_Problem requirements_
Scan the entries below. List each line with "下压力差".

_Raw records_

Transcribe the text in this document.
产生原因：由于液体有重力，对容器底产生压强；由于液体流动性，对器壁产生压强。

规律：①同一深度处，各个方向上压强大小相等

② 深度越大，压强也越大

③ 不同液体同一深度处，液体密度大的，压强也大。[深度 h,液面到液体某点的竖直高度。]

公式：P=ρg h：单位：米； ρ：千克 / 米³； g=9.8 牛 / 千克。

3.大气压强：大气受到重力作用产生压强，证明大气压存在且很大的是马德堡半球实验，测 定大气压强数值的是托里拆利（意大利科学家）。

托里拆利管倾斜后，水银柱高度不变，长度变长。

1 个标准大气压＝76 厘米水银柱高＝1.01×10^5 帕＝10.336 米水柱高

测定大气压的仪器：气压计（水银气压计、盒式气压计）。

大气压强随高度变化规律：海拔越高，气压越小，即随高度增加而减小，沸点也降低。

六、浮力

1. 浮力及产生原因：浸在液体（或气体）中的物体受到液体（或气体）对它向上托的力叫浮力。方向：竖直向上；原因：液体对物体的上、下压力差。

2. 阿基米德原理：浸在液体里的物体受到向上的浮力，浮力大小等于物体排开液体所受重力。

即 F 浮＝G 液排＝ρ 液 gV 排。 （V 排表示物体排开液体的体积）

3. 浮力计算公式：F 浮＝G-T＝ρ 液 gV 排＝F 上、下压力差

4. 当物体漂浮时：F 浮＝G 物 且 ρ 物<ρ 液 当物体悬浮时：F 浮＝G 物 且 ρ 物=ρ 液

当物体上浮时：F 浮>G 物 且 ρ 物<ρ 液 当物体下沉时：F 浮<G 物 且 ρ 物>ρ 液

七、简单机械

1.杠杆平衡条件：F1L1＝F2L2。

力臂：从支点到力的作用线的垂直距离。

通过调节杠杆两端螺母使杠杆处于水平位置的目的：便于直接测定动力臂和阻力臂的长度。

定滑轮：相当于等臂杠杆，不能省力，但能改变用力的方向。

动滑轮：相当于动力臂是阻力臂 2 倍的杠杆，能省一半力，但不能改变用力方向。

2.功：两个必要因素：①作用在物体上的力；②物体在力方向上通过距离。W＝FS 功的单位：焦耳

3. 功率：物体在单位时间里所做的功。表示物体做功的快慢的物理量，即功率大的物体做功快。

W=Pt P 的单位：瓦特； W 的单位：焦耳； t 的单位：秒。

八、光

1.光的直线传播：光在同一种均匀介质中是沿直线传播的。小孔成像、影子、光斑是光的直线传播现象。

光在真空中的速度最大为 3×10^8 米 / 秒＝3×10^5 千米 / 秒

_Correct result_
1. 浮力及产生原因：浸在液体（或气体）中的物体受到液体（或气体）对它向上托的力叫浮力。方向：竖直向上；原因：液体对物体的上、下压力差。
3. 浮力计算公式：F 浮＝G-T＝ρ 液 gV 排＝F 上、下压力差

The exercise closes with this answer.